Rows from a dataset
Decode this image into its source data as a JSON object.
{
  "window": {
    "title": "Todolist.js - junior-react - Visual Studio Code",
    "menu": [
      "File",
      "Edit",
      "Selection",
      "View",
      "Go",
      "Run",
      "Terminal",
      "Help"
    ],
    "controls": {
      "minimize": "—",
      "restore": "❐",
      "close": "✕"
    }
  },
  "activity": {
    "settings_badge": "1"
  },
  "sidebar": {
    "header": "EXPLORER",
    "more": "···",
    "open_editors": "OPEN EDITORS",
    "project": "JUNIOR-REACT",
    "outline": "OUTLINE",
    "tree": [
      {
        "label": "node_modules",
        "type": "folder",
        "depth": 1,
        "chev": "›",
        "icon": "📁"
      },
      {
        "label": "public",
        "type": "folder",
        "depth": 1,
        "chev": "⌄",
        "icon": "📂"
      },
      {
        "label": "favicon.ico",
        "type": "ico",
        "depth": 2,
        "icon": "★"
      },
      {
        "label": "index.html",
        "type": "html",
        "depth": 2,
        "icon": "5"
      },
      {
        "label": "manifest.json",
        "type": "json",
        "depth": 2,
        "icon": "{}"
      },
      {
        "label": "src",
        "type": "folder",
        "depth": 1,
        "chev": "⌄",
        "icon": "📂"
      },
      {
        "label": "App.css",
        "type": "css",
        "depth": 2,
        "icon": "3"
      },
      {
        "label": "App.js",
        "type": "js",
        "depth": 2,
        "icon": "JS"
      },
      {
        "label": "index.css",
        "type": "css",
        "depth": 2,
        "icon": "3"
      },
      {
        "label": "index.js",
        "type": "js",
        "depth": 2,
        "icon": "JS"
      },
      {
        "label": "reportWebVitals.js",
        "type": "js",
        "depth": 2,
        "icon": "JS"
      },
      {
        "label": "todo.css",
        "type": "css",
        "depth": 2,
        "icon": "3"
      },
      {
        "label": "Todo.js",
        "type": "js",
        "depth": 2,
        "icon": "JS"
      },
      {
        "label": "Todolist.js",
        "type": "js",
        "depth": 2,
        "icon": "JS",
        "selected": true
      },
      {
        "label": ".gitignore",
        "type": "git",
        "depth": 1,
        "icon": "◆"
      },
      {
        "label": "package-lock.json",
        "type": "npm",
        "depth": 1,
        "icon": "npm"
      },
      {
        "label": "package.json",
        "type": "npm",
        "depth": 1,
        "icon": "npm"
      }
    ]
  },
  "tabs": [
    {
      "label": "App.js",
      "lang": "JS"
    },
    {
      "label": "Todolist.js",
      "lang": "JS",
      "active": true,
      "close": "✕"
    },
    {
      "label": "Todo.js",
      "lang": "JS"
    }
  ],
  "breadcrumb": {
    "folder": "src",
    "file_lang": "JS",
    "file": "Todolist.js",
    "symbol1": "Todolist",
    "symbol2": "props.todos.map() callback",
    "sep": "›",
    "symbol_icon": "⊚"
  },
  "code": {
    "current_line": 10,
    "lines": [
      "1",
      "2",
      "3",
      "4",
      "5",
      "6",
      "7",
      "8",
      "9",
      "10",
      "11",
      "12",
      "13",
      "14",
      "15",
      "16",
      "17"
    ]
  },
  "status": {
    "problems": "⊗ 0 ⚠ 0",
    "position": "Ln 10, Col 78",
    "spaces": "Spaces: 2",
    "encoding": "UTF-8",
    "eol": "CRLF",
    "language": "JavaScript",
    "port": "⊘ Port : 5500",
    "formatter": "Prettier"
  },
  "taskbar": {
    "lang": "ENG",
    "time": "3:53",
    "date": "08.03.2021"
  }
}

GOAL:
Look through the data above. Find each line with the string "Todolist" and copy it.

TASK RESPONSE:
    "title": "Todolist.js - junior-react - Visual Studio Code",
        "label": "Todolist.js",
      "label": "Todolist.js",
    "file": "Todolist.js",
    "symbol1": "Todolist",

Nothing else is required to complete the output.